Items from a figure collection:

——————

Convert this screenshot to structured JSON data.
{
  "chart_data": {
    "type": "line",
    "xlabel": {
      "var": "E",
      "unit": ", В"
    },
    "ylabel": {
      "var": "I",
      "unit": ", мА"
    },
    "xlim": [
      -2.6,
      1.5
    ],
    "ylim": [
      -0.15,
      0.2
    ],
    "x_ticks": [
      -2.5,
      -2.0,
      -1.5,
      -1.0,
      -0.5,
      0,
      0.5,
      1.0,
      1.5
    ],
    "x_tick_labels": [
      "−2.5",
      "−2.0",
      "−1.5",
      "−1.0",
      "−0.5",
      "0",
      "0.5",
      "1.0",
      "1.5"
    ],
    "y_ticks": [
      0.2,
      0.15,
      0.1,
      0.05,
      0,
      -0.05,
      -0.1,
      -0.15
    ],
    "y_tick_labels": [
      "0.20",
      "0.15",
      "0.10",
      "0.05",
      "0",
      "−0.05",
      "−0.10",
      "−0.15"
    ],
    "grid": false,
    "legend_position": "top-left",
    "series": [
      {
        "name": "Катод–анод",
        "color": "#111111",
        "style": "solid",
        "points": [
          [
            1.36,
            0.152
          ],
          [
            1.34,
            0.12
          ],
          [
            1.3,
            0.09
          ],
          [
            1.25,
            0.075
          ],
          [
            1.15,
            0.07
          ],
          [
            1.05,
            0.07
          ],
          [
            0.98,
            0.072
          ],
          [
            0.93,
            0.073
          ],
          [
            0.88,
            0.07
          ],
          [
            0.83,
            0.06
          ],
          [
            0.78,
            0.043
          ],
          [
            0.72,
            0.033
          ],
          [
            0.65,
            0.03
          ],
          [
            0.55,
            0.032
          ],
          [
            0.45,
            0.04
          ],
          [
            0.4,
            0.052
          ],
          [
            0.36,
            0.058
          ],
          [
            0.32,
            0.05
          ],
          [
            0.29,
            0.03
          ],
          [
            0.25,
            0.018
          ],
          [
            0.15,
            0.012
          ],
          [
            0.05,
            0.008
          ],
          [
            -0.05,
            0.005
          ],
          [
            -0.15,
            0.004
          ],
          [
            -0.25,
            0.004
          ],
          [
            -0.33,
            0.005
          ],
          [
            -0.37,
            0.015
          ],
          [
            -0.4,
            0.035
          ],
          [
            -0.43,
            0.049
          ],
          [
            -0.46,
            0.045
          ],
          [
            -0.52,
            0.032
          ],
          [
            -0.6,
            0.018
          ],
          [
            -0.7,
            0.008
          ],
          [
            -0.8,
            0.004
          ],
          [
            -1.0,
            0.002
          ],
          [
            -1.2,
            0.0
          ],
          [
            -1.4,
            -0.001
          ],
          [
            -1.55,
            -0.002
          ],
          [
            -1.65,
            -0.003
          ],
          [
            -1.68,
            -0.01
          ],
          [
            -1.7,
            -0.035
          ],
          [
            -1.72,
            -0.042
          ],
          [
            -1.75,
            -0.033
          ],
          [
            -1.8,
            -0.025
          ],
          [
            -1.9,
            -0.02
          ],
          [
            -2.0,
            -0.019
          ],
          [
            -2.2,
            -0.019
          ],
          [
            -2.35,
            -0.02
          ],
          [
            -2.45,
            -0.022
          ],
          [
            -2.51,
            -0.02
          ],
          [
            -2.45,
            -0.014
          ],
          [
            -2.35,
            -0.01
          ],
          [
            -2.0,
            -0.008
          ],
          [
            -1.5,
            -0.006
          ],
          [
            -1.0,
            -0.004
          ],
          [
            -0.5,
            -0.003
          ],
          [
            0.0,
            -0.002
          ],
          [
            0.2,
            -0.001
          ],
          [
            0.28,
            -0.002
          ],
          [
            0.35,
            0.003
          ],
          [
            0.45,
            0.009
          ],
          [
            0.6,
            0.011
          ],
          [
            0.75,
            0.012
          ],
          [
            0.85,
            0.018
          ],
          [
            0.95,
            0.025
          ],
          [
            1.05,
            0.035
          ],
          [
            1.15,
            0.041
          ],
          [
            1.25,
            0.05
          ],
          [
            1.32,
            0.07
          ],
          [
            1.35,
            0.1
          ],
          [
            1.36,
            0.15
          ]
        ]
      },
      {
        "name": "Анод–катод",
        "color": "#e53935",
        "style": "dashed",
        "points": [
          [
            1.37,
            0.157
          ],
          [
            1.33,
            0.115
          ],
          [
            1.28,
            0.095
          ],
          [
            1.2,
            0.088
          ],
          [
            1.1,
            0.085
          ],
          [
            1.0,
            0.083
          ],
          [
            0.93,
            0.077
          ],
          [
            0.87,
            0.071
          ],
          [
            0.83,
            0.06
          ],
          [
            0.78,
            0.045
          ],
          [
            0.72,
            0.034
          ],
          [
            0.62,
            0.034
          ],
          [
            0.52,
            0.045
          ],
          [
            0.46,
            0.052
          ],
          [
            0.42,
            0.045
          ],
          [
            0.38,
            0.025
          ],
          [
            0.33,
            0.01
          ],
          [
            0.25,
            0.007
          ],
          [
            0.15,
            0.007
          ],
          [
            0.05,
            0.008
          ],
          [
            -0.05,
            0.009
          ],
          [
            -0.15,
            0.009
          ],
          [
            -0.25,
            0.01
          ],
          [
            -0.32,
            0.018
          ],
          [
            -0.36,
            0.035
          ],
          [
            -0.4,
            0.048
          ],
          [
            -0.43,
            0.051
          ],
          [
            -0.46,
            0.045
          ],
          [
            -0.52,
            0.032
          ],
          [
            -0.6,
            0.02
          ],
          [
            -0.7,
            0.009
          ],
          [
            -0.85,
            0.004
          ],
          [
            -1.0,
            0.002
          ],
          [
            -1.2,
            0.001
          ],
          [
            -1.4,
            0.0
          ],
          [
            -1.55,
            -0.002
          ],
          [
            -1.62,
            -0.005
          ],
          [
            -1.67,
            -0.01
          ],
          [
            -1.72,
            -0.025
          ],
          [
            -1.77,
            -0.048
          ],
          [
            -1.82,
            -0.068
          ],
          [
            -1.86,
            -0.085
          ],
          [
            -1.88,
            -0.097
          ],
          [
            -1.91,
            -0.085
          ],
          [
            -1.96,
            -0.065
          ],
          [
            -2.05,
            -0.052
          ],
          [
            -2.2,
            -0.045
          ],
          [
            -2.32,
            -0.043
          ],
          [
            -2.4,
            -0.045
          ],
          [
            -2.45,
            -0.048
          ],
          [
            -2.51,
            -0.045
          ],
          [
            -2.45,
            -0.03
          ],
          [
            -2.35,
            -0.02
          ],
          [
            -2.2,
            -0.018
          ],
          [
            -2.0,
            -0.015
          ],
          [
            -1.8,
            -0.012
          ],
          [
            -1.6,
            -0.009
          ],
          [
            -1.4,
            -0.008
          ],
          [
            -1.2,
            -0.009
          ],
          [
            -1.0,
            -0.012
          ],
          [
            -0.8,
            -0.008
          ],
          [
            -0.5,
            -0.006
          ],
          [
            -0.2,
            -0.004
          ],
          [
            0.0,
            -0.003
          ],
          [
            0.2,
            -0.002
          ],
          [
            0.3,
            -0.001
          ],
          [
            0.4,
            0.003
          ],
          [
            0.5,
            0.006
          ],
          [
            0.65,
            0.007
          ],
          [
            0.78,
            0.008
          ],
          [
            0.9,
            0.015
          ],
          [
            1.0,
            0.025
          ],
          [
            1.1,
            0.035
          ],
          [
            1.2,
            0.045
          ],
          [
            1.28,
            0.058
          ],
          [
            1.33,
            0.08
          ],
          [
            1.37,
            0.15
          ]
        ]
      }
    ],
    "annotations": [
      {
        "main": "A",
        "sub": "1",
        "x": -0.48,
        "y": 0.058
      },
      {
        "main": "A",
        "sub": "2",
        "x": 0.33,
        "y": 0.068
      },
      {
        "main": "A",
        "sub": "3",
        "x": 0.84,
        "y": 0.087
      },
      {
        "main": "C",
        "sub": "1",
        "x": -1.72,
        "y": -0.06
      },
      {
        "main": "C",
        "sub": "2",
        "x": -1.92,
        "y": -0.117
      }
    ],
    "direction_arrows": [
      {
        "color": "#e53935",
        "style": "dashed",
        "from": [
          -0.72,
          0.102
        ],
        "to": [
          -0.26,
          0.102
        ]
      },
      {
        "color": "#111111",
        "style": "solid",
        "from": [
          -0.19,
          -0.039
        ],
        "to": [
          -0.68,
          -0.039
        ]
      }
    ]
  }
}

——————

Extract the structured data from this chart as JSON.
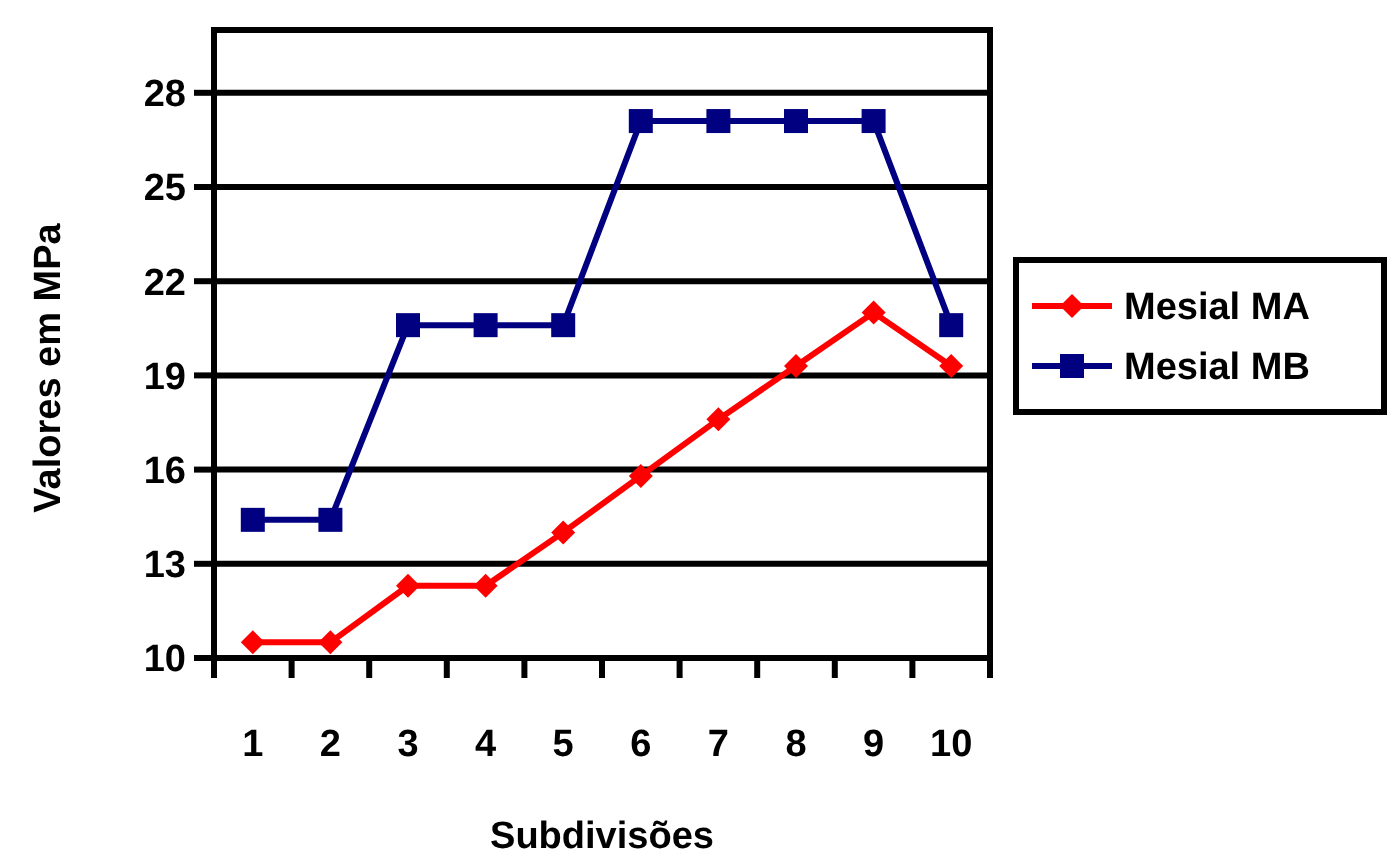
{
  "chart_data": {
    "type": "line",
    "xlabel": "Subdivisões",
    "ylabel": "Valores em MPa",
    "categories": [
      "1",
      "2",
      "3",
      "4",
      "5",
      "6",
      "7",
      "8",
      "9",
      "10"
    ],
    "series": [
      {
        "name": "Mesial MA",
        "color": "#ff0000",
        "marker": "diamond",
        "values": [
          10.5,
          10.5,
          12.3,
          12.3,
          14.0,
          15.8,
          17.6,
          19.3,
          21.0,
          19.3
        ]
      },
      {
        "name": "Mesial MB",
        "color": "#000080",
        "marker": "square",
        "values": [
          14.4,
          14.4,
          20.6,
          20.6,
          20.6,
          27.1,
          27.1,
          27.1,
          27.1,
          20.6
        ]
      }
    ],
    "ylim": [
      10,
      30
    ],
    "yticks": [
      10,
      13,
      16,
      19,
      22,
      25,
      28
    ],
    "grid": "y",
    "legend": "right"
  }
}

——————

**The exercise:** Pick out the lines that have the word "this". Copy them all.

**Full output:**
Convert this screenshot to structured JSON data.
Extract the structured data from this chart as JSON.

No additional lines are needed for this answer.